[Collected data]
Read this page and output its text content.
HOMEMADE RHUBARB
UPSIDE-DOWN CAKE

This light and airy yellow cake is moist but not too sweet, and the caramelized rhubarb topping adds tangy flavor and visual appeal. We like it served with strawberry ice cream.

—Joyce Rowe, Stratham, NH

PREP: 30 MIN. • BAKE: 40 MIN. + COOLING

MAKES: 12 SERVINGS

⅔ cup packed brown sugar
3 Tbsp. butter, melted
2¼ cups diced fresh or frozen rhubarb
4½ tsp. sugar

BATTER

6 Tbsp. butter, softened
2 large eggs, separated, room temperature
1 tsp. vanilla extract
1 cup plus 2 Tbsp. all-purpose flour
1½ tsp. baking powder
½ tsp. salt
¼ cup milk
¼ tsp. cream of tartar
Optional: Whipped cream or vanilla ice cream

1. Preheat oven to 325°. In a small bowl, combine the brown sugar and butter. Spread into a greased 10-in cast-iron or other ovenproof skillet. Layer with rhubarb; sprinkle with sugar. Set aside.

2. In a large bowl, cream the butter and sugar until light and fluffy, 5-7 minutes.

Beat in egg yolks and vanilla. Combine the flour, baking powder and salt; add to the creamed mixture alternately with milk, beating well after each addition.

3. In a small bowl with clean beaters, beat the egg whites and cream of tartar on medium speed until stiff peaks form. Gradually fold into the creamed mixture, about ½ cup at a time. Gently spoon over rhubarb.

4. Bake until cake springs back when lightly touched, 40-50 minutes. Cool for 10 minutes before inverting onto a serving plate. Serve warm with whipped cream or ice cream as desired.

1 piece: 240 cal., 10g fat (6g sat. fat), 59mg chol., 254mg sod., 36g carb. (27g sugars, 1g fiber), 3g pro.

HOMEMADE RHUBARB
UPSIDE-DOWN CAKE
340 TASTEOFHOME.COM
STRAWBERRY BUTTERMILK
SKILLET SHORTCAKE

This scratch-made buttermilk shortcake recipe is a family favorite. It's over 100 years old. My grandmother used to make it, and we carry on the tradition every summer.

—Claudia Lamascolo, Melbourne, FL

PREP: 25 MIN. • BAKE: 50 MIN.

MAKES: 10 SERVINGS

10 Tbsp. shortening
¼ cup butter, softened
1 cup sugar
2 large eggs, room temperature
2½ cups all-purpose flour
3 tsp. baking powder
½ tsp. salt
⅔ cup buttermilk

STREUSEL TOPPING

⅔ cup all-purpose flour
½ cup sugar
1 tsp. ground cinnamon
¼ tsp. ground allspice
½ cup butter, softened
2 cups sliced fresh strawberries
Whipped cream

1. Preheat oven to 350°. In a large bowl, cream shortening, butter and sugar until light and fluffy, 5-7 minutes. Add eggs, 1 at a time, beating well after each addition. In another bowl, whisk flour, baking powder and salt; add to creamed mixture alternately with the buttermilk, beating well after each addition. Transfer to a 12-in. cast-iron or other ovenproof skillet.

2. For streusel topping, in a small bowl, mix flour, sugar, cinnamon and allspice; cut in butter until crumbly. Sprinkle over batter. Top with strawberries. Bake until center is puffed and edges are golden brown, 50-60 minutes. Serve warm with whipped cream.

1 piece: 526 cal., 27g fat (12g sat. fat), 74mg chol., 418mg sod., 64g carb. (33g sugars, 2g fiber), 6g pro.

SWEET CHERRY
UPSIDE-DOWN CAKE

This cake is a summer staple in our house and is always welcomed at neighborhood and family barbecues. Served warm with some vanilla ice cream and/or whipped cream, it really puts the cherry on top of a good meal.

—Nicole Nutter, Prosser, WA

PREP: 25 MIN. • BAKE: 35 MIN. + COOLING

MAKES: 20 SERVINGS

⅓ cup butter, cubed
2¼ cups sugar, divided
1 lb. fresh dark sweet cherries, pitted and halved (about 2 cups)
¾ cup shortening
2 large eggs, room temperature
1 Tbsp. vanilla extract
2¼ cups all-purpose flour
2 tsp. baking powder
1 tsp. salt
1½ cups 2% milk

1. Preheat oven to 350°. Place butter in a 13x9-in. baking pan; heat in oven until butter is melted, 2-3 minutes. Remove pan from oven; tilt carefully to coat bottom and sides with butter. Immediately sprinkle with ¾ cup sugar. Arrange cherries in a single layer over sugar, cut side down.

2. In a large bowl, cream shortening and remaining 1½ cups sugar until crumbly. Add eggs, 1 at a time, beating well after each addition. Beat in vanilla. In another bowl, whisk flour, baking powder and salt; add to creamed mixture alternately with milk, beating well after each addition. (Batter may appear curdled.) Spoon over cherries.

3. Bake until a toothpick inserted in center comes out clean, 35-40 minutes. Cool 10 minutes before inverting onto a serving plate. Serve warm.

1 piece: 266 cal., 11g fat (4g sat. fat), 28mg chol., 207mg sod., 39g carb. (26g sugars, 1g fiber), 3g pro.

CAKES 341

*INSTRUCTIONS TO FOLLOW:* How many of the listing's lines contain "family"? Respond with a single number and nothing else.

*TASK SOLUTION:* 2